-- Start --

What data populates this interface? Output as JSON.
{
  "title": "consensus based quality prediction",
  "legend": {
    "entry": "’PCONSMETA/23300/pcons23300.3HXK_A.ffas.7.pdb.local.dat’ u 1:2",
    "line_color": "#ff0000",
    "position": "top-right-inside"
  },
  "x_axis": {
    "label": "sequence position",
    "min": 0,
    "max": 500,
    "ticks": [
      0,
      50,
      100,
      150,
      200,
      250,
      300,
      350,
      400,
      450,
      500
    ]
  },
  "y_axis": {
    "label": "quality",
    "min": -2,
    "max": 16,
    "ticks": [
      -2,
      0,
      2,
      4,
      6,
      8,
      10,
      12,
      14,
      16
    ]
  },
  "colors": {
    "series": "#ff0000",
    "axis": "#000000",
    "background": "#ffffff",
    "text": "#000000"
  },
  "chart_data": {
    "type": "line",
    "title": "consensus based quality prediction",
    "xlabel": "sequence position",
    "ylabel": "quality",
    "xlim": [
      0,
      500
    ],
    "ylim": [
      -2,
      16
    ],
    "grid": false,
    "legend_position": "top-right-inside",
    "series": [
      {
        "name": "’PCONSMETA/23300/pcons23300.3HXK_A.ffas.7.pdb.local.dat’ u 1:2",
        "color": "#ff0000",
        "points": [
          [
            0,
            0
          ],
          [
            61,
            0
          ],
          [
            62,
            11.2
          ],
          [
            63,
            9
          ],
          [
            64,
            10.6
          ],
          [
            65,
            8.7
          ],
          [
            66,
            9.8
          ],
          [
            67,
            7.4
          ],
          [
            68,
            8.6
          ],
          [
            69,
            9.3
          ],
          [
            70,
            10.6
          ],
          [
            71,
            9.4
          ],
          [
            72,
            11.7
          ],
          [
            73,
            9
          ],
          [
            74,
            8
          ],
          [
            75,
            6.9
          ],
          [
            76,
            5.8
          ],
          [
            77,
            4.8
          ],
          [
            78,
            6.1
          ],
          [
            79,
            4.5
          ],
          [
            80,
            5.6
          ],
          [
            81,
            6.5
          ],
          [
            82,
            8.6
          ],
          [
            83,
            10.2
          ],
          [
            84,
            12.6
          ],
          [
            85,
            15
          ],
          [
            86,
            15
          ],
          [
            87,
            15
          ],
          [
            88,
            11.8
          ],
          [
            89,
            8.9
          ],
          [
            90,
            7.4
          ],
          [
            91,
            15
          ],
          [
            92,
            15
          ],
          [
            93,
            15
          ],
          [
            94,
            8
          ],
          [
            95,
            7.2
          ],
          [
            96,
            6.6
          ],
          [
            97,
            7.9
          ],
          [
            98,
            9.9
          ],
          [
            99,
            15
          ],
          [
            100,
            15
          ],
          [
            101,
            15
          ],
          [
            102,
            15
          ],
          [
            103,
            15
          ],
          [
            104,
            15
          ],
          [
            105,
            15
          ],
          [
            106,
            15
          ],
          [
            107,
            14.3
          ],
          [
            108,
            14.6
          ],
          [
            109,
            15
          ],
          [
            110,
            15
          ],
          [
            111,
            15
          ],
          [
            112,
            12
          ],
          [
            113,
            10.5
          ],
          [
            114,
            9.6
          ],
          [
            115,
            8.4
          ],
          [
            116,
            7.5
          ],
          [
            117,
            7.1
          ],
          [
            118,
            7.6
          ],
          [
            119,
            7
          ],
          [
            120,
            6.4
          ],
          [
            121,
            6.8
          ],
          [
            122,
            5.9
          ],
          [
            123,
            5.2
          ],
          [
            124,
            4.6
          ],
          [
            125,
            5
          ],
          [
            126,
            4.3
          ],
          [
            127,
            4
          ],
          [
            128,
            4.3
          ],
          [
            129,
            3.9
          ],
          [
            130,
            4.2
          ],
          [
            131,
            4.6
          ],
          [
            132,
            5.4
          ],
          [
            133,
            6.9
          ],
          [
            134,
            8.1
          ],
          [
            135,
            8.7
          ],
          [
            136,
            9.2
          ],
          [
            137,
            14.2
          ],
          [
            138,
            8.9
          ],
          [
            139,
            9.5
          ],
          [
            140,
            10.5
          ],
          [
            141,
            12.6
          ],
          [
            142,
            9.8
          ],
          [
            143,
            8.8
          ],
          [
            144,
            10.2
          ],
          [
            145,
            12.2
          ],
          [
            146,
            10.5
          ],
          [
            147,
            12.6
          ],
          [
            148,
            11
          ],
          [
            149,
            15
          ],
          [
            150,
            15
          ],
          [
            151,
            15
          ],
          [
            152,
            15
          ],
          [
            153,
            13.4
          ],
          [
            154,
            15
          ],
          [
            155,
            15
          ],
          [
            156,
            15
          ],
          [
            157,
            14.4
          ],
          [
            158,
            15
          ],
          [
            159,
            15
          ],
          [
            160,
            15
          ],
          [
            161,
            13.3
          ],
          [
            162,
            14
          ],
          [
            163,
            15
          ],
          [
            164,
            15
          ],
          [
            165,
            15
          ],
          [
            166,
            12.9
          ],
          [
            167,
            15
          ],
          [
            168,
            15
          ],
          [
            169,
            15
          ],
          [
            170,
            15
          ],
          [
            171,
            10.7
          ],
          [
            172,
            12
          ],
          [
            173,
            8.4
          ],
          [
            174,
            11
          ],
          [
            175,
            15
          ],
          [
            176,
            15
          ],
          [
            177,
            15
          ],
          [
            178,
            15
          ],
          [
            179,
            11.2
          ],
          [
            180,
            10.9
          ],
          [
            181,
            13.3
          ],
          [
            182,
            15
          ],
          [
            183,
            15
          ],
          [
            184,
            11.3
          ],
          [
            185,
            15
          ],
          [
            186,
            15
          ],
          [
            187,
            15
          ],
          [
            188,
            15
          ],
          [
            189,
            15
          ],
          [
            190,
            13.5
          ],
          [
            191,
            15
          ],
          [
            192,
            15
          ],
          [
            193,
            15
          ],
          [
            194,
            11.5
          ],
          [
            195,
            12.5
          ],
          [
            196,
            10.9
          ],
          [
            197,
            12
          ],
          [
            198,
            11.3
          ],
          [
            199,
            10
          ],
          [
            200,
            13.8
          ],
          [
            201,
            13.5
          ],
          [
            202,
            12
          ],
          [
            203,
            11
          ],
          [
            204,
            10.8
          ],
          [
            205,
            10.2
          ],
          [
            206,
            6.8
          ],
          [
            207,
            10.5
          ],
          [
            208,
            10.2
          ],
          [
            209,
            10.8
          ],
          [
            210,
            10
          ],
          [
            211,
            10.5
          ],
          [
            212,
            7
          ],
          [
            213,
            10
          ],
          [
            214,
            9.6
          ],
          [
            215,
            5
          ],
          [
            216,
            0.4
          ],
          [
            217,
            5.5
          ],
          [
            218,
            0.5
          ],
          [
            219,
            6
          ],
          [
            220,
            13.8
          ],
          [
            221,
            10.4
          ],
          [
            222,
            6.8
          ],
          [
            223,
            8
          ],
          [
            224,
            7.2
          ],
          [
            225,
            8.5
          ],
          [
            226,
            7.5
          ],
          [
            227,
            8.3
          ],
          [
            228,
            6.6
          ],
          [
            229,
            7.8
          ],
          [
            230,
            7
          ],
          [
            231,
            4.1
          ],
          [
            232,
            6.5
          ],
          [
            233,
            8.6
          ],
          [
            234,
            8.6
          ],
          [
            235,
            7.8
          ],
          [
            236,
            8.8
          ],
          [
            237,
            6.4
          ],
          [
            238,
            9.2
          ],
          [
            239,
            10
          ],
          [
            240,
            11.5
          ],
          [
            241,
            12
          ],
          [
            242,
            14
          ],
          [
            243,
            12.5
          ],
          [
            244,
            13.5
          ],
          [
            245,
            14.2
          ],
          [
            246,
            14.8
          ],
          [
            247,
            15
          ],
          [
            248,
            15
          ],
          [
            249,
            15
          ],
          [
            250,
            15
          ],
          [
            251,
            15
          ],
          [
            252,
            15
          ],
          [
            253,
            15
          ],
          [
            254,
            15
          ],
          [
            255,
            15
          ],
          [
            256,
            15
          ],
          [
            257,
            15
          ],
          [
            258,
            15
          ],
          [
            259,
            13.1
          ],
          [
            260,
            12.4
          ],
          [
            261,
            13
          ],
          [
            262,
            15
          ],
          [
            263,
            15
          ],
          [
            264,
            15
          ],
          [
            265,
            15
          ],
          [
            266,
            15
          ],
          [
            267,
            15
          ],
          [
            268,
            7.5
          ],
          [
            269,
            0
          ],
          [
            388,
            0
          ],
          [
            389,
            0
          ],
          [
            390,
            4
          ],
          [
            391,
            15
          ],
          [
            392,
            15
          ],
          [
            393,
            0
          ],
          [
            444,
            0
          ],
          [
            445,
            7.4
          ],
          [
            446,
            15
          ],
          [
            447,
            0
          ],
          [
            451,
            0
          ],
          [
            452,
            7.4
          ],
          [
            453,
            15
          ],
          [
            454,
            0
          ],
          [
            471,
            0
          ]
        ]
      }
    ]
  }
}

-- End --

- _WHAT IS NEEDED_: Each line above that includes "sequence" should be shown.

- _THE RESULT_:
    "label": "sequence position",
    "xlabel": "sequence position",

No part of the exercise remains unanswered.